[RECORDED DATA]
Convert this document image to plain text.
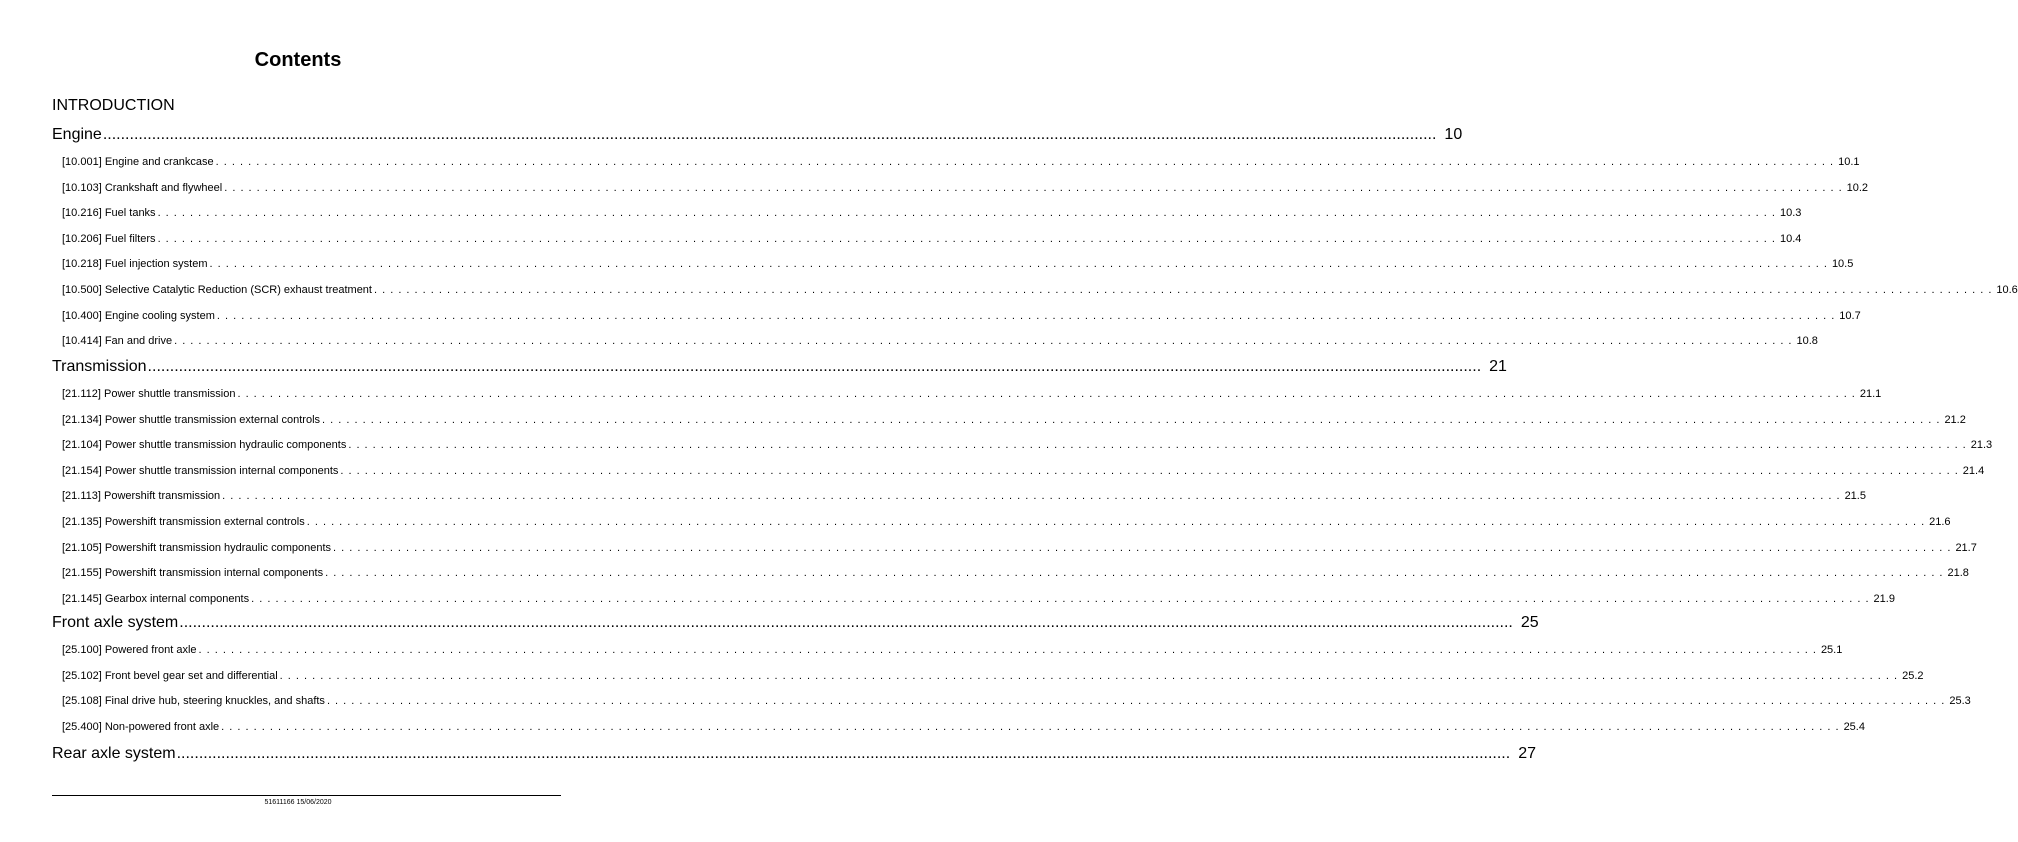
Contents
INTRODUCTION
Engine ............................................................................................................................................................................................................................................................................................................ 10
[10.001] Engine and crankcase . . . . . . . . . . . . . . . . . . . . . . . . . . . . . . . . . . . . . . . . . . . . . . . . . . . . . . . . . . . . . . . . . . . . . . . . . . . . . . . . . . . . . . . . . . . . . . . . . . . . . . . . . . . . . . . . . . . . . . . . . . . . . . . . . . . . . . . . . . . . . . . . . . . . . . . . . . . . . . . . . . . . . . . . . . . . . . . . . . . . . . . . . . . . . . . . . . . . . . . . 10.1
[10.103] Crankshaft and flywheel . . . . . . . . . . . . . . . . . . . . . . . . . . . . . . . . . . . . . . . . . . . . . . . . . . . . . . . . . . . . . . . . . . . . . . . . . . . . . . . . . . . . . . . . . . . . . . . . . . . . . . . . . . . . . . . . . . . . . . . . . . . . . . . . . . . . . . . . . . . . . . . . . . . . . . . . . . . . . . . . . . . . . . . . . . . . . . . . . . . . . . . . . . . . . . . . . . . . . . . . 10.2
[10.216] Fuel tanks . . . . . . . . . . . . . . . . . . . . . . . . . . . . . . . . . . . . . . . . . . . . . . . . . . . . . . . . . . . . . . . . . . . . . . . . . . . . . . . . . . . . . . . . . . . . . . . . . . . . . . . . . . . . . . . . . . . . . . . . . . . . . . . . . . . . . . . . . . . . . . . . . . . . . . . . . . . . . . . . . . . . . . . . . . . . . . . . . . . . . . . . . . . . . . . . . . . . . . . . 10.3
[10.206] Fuel filters . . . . . . . . . . . . . . . . . . . . . . . . . . . . . . . . . . . . . . . . . . . . . . . . . . . . . . . . . . . . . . . . . . . . . . . . . . . . . . . . . . . . . . . . . . . . . . . . . . . . . . . . . . . . . . . . . . . . . . . . . . . . . . . . . . . . . . . . . . . . . . . . . . . . . . . . . . . . . . . . . . . . . . . . . . . . . . . . . . . . . . . . . . . . . . . . . . . . . . . . 10.4
[10.218] Fuel injection system . . . . . . . . . . . . . . . . . . . . . . . . . . . . . . . . . . . . . . . . . . . . . . . . . . . . . . . . . . . . . . . . . . . . . . . . . . . . . . . . . . . . . . . . . . . . . . . . . . . . . . . . . . . . . . . . . . . . . . . . . . . . . . . . . . . . . . . . . . . . . . . . . . . . . . . . . . . . . . . . . . . . . . . . . . . . . . . . . . . . . . . . . . . . . . . . . . . . . . . . 10.5
[10.500] Selective Catalytic Reduction (SCR) exhaust treatment . . . . . . . . . . . . . . . . . . . . . . . . . . . . . . . . . . . . . . . . . . . . . . . . . . . . . . . . . . . . . . . . . . . . . . . . . . . . . . . . . . . . . . . . . . . . . . . . . . . . . . . . . . . . . . . . . . . . . . . . . . . . . . . . . . . . . . . . . . . . . . . . . . . . . . . . . . . . . . . . . . . . . . . . . . . . . . . . . . . . . . . . . . . . . . . . . . . . . . . . 10.6
[10.400] Engine cooling system . . . . . . . . . . . . . . . . . . . . . . . . . . . . . . . . . . . . . . . . . . . . . . . . . . . . . . . . . . . . . . . . . . . . . . . . . . . . . . . . . . . . . . . . . . . . . . . . . . . . . . . . . . . . . . . . . . . . . . . . . . . . . . . . . . . . . . . . . . . . . . . . . . . . . . . . . . . . . . . . . . . . . . . . . . . . . . . . . . . . . . . . . . . . . . . . . . . . . . . . 10.7
[10.414] Fan and drive . . . . . . . . . . . . . . . . . . . . . . . . . . . . . . . . . . . . . . . . . . . . . . . . . . . . . . . . . . . . . . . . . . . . . . . . . . . . . . . . . . . . . . . . . . . . . . . . . . . . . . . . . . . . . . . . . . . . . . . . . . . . . . . . . . . . . . . . . . . . . . . . . . . . . . . . . . . . . . . . . . . . . . . . . . . . . . . . . . . . . . . . . . . . . . . . . . . . . . . . 10.8
Transmission ............................................................................................................................................................................................................................................................................................................ 21
[21.112] Power shuttle transmission . . . . . . . . . . . . . . . . . . . . . . . . . . . . . . . . . . . . . . . . . . . . . . . . . . . . . . . . . . . . . . . . . . . . . . . . . . . . . . . . . . . . . . . . . . . . . . . . . . . . . . . . . . . . . . . . . . . . . . . . . . . . . . . . . . . . . . . . . . . . . . . . . . . . . . . . . . . . . . . . . . . . . . . . . . . . . . . . . . . . . . . . . . . . . . . . . . . . . . . . 21.1
[21.134] Power shuttle transmission external controls . . . . . . . . . . . . . . . . . . . . . . . . . . . . . . . . . . . . . . . . . . . . . . . . . . . . . . . . . . . . . . . . . . . . . . . . . . . . . . . . . . . . . . . . . . . . . . . . . . . . . . . . . . . . . . . . . . . . . . . . . . . . . . . . . . . . . . . . . . . . . . . . . . . . . . . . . . . . . . . . . . . . . . . . . . . . . . . . . . . . . . . . . . . . . . . . . . . . . . . . 21.2
[21.104] Power shuttle transmission hydraulic components . . . . . . . . . . . . . . . . . . . . . . . . . . . . . . . . . . . . . . . . . . . . . . . . . . . . . . . . . . . . . . . . . . . . . . . . . . . . . . . . . . . . . . . . . . . . . . . . . . . . . . . . . . . . . . . . . . . . . . . . . . . . . . . . . . . . . . . . . . . . . . . . . . . . . . . . . . . . . . . . . . . . . . . . . . . . . . . . . . . . . . . . . . . . . . . . . . . . . . . . 21.3
[21.154] Power shuttle transmission internal components . . . . . . . . . . . . . . . . . . . . . . . . . . . . . . . . . . . . . . . . . . . . . . . . . . . . . . . . . . . . . . . . . . . . . . . . . . . . . . . . . . . . . . . . . . . . . . . . . . . . . . . . . . . . . . . . . . . . . . . . . . . . . . . . . . . . . . . . . . . . . . . . . . . . . . . . . . . . . . . . . . . . . . . . . . . . . . . . . . . . . . . . . . . . . . . . . . . . . . . . 21.4
[21.113] Powershift transmission . . . . . . . . . . . . . . . . . . . . . . . . . . . . . . . . . . . . . . . . . . . . . . . . . . . . . . . . . . . . . . . . . . . . . . . . . . . . . . . . . . . . . . . . . . . . . . . . . . . . . . . . . . . . . . . . . . . . . . . . . . . . . . . . . . . . . . . . . . . . . . . . . . . . . . . . . . . . . . . . . . . . . . . . . . . . . . . . . . . . . . . . . . . . . . . . . . . . . . . . 21.5
[21.135] Powershift transmission external controls . . . . . . . . . . . . . . . . . . . . . . . . . . . . . . . . . . . . . . . . . . . . . . . . . . . . . . . . . . . . . . . . . . . . . . . . . . . . . . . . . . . . . . . . . . . . . . . . . . . . . . . . . . . . . . . . . . . . . . . . . . . . . . . . . . . . . . . . . . . . . . . . . . . . . . . . . . . . . . . . . . . . . . . . . . . . . . . . . . . . . . . . . . . . . . . . . . . . . . . . 21.6
[21.105] Powershift transmission hydraulic components . . . . . . . . . . . . . . . . . . . . . . . . . . . . . . . . . . . . . . . . . . . . . . . . . . . . . . . . . . . . . . . . . . . . . . . . . . . . . . . . . . . . . . . . . . . . . . . . . . . . . . . . . . . . . . . . . . . . . . . . . . . . . . . . . . . . . . . . . . . . . . . . . . . . . . . . . . . . . . . . . . . . . . . . . . . . . . . . . . . . . . . . . . . . . . . . . . . . . . . . 21.7
[21.155] Powershift transmission internal components . . . . . . . . . . . . . . . . . . . . . . . . . . . . . . . . . . . . . . . . . . . . . . . . . . . . . . . . . . . . . . . . . . . . . . . . . . . . . . . . . . . . . . . . . . . . . . . . . . . . . . . . . . . . . . . . . . . . . . . . . . . . . . . . . . . . . . . . . . . . . . . . . . . . . . . . . . . . . . . . . . . . . . . . . . . . . . . . . . . . . . . . . . . . . . . . . . . . . . . . 21.8
[21.145] Gearbox internal components . . . . . . . . . . . . . . . . . . . . . . . . . . . . . . . . . . . . . . . . . . . . . . . . . . . . . . . . . . . . . . . . . . . . . . . . . . . . . . . . . . . . . . . . . . . . . . . . . . . . . . . . . . . . . . . . . . . . . . . . . . . . . . . . . . . . . . . . . . . . . . . . . . . . . . . . . . . . . . . . . . . . . . . . . . . . . . . . . . . . . . . . . . . . . . . . . . . . . . . . 21.9
Front axle system ............................................................................................................................................................................................................................................................................................................ 25
[25.100] Powered front axle . . . . . . . . . . . . . . . . . . . . . . . . . . . . . . . . . . . . . . . . . . . . . . . . . . . . . . . . . . . . . . . . . . . . . . . . . . . . . . . . . . . . . . . . . . . . . . . . . . . . . . . . . . . . . . . . . . . . . . . . . . . . . . . . . . . . . . . . . . . . . . . . . . . . . . . . . . . . . . . . . . . . . . . . . . . . . . . . . . . . . . . . . . . . . . . . . . . . . . . . 25.1
[25.102] Front bevel gear set and differential . . . . . . . . . . . . . . . . . . . . . . . . . . . . . . . . . . . . . . . . . . . . . . . . . . . . . . . . . . . . . . . . . . . . . . . . . . . . . . . . . . . . . . . . . . . . . . . . . . . . . . . . . . . . . . . . . . . . . . . . . . . . . . . . . . . . . . . . . . . . . . . . . . . . . . . . . . . . . . . . . . . . . . . . . . . . . . . . . . . . . . . . . . . . . . . . . . . . . . . . 25.2
[25.108] Final drive hub, steering knuckles, and shafts . . . . . . . . . . . . . . . . . . . . . . . . . . . . . . . . . . . . . . . . . . . . . . . . . . . . . . . . . . . . . . . . . . . . . . . . . . . . . . . . . . . . . . . . . . . . . . . . . . . . . . . . . . . . . . . . . . . . . . . . . . . . . . . . . . . . . . . . . . . . . . . . . . . . . . . . . . . . . . . . . . . . . . . . . . . . . . . . . . . . . . . . . . . . . . . . . . . . . . . . 25.3
[25.400] Non-powered front axle . . . . . . . . . . . . . . . . . . . . . . . . . . . . . . . . . . . . . . . . . . . . . . . . . . . . . . . . . . . . . . . . . . . . . . . . . . . . . . . . . . . . . . . . . . . . . . . . . . . . . . . . . . . . . . . . . . . . . . . . . . . . . . . . . . . . . . . . . . . . . . . . . . . . . . . . . . . . . . . . . . . . . . . . . . . . . . . . . . . . . . . . . . . . . . . . . . . . . . . . 25.4
Rear axle system ............................................................................................................................................................................................................................................................................................................ 27
51611166 15/06/2020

[THE REQUEST]
Please list every line of the records that contains "internal".

[OUTPUT OF THE TASK]
[21.154] Power shuttle transmission internal components . . . . . . . . . . . . . . . . . . . . . . . . . . . . . . . . . . . . . . . . . . . . . . . . . . . . . . . . . . . . . . . . . . . . . . . . . . . . . . . . . . . . . . . . . . . . . . . . . . . . . . . . . . . . . . . . . . . . . . . . . . . . . . . . . . . . . . . . . . . . . . . . . . . . . . . . . . . . . . . . . . . . . . . . . . . . . . . . . . . . . . . . . . . . . . . . . . . . . . . . 21.4
[21.155] Powershift transmission internal components . . . . . . . . . . . . . . . . . . . . . . . . . . . . . . . . . . . . . . . . . . . . . . . . . . . . . . . . . . . . . . . . . . . . . . . . . . . . . . . . . . . . . . . . . . . . . . . . . . . . . . . . . . . . . . . . . . . . . . . . . . . . . . . . . . . . . . . . . . . . . . . . . . . . . . . . . . . . . . . . . . . . . . . . . . . . . . . . . . . . . . . . . . . . . . . . . . . . . . . . 21.8
[21.145] Gearbox internal components . . . . . . . . . . . . . . . . . . . . . . . . . . . . . . . . . . . . . . . . . . . . . . . . . . . . . . . . . . . . . . . . . . . . . . . . . . . . . . . . . . . . . . . . . . . . . . . . . . . . . . . . . . . . . . . . . . . . . . . . . . . . . . . . . . . . . . . . . . . . . . . . . . . . . . . . . . . . . . . . . . . . . . . . . . . . . . . . . . . . . . . . . . . . . . . . . . . . . . . . 21.9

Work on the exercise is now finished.